What this task involves
Show each line from the listing that includes the word "Części".

Items from a figure collection
-------
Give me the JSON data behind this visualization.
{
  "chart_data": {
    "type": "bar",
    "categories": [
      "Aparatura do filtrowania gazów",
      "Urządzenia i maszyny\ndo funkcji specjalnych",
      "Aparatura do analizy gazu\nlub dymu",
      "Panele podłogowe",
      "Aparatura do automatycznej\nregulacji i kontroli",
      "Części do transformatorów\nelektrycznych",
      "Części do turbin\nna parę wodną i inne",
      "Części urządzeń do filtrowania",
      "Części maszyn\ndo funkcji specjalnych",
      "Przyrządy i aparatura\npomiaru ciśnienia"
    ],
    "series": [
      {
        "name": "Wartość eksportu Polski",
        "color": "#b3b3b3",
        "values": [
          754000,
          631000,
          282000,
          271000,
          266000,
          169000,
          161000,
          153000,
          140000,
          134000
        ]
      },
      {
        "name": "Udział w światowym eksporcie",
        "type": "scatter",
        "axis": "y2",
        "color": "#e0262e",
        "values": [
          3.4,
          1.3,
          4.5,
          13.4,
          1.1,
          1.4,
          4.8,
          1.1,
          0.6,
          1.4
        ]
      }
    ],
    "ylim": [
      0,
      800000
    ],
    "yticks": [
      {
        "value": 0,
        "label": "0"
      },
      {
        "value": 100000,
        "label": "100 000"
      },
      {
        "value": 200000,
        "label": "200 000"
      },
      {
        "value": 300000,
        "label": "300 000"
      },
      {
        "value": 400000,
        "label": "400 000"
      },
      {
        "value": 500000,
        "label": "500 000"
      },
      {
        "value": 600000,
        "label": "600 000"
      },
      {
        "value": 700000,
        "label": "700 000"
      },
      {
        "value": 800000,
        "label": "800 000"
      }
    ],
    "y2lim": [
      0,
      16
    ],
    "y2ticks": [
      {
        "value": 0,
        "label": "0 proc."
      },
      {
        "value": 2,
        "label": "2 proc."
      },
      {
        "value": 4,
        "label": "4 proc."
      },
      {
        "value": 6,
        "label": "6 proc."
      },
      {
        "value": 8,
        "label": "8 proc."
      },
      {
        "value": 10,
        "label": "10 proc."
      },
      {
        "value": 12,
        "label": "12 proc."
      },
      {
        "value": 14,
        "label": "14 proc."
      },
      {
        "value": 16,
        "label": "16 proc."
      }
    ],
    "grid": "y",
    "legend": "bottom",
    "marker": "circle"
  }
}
-------
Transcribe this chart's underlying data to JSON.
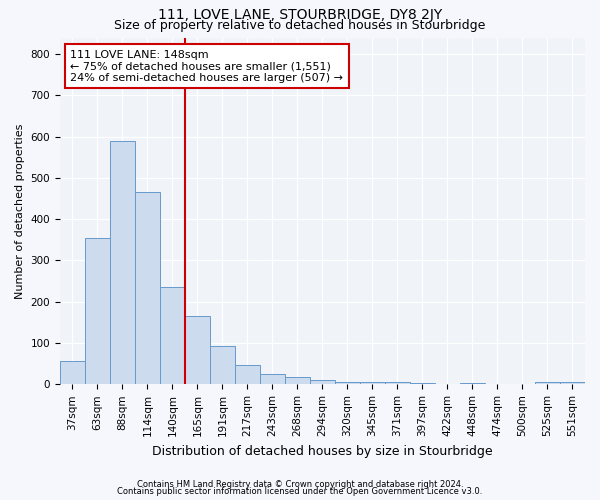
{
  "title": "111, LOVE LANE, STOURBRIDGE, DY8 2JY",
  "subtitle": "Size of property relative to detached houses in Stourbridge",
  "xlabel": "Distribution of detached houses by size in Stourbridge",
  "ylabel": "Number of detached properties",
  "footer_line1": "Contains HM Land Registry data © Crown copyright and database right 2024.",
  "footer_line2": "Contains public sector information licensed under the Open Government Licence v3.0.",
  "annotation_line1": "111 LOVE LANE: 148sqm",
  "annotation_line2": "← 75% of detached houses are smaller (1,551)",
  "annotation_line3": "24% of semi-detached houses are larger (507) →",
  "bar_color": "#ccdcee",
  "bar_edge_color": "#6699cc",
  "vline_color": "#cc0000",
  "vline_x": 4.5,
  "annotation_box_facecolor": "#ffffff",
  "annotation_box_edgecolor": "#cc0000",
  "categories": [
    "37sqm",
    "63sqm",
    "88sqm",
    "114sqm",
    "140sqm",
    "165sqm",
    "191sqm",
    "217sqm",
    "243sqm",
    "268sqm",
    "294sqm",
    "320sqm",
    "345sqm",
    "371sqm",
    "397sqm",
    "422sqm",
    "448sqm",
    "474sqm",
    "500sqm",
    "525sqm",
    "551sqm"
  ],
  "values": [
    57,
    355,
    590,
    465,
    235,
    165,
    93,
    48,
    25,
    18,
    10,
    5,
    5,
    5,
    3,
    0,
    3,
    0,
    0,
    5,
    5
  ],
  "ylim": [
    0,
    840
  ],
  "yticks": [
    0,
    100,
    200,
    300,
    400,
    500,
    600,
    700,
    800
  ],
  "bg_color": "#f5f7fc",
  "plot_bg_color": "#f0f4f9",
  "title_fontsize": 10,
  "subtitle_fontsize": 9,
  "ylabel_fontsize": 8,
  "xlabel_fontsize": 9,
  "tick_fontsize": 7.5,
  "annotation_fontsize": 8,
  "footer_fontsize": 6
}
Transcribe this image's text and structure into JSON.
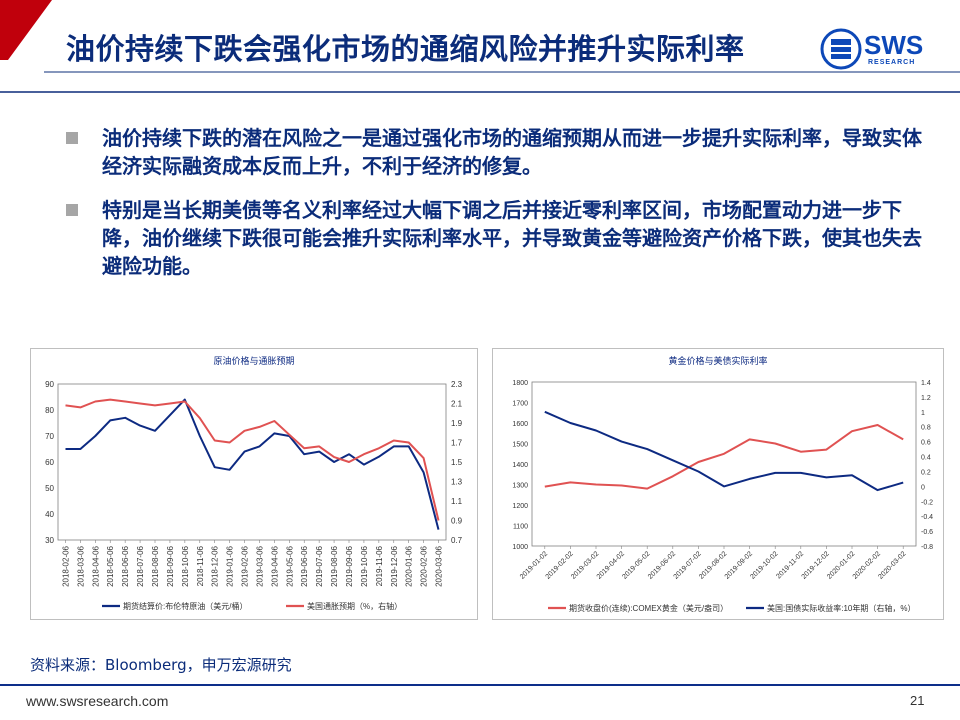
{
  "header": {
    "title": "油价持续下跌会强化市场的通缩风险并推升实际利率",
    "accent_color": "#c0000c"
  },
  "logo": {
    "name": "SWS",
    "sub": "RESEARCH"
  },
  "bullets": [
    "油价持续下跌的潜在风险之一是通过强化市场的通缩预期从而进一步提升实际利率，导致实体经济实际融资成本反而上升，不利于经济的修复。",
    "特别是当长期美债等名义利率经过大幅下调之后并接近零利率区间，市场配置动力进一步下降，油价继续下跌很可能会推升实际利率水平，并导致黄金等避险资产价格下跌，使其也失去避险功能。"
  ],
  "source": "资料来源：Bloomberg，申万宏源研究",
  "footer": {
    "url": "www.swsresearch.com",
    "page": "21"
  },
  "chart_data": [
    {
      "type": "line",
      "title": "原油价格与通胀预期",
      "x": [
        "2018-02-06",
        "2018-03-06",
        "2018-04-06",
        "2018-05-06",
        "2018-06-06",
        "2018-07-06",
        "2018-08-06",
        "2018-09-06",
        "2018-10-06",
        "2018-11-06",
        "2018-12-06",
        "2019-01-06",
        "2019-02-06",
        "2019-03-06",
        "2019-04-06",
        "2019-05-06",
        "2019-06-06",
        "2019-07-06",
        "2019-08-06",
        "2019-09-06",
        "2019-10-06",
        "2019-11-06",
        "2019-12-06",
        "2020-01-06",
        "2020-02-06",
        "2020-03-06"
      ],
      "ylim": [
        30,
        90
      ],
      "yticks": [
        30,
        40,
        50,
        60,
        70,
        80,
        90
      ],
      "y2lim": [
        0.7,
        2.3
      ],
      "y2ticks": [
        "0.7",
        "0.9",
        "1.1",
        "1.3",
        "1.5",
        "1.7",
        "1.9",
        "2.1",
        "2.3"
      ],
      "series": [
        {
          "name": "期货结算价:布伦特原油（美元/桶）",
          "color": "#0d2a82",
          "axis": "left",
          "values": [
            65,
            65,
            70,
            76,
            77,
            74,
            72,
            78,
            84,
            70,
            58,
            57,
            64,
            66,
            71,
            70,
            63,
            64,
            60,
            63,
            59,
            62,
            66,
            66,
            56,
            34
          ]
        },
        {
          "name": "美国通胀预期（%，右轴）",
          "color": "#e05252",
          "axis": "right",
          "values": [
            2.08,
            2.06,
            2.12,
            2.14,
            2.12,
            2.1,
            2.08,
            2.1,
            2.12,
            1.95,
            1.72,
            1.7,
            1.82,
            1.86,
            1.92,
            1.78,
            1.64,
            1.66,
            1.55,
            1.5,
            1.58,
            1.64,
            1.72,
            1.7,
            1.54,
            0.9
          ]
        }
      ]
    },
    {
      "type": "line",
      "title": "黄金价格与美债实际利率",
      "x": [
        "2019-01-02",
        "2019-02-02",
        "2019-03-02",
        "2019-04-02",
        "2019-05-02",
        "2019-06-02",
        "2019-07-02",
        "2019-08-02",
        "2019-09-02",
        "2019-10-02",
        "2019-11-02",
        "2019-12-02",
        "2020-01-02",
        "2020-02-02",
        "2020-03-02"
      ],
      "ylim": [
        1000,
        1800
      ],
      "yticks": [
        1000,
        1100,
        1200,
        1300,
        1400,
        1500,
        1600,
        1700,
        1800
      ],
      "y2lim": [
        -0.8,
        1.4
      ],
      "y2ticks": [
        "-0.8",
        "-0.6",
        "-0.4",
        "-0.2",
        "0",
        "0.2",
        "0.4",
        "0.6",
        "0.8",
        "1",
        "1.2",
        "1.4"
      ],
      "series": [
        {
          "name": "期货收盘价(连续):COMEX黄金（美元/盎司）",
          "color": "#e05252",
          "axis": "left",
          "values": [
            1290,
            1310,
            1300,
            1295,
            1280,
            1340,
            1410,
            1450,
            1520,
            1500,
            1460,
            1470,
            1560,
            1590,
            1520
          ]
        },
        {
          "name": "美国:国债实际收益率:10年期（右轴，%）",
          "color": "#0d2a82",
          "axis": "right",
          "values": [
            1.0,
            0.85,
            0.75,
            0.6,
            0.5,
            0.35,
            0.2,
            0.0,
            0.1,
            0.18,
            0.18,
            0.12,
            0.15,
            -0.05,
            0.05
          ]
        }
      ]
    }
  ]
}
-------
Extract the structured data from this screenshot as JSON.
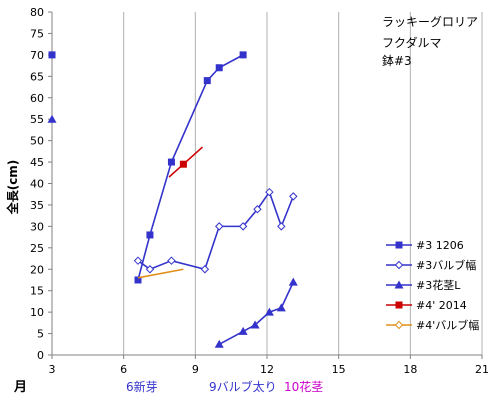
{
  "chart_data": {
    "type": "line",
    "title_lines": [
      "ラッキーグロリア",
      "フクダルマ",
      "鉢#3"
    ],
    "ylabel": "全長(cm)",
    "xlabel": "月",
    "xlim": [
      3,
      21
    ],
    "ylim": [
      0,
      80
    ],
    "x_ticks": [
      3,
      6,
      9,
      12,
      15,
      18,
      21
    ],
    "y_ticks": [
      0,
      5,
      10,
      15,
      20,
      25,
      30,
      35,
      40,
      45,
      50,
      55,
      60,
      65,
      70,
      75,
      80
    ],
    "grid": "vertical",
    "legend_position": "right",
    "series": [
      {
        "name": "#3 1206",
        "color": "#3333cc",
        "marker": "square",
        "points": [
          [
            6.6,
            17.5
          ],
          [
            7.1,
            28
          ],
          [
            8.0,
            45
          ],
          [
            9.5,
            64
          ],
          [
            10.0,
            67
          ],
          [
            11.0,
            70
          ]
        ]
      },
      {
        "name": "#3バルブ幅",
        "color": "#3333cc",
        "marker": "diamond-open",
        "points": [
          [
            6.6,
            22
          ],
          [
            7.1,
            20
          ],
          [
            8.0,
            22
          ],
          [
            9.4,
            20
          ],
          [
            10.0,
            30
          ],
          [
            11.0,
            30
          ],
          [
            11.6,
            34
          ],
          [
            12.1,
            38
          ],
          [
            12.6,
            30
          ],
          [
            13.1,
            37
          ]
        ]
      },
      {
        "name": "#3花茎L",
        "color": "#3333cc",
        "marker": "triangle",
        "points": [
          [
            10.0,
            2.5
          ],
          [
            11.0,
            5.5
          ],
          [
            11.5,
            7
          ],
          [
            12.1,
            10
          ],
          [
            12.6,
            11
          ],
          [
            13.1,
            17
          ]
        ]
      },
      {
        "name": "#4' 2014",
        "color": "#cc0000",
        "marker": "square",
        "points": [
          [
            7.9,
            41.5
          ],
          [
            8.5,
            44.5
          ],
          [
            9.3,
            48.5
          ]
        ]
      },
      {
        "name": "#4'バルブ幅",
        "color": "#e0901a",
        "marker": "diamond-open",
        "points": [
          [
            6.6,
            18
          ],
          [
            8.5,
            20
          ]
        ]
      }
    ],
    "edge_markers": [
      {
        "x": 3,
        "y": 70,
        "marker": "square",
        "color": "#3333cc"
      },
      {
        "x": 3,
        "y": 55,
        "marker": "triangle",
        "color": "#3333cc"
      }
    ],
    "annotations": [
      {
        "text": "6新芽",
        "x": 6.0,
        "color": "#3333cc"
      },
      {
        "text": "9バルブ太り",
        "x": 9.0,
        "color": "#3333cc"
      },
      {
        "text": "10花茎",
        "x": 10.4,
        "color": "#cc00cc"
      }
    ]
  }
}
-------
Answer
      "Części do transformatorów\nelektrycznych",
      "Części do turbin\nna parę wodną i inne",
      "Części urządzeń do filtrowania",
      "Części maszyn\ndo funkcji specjalnych",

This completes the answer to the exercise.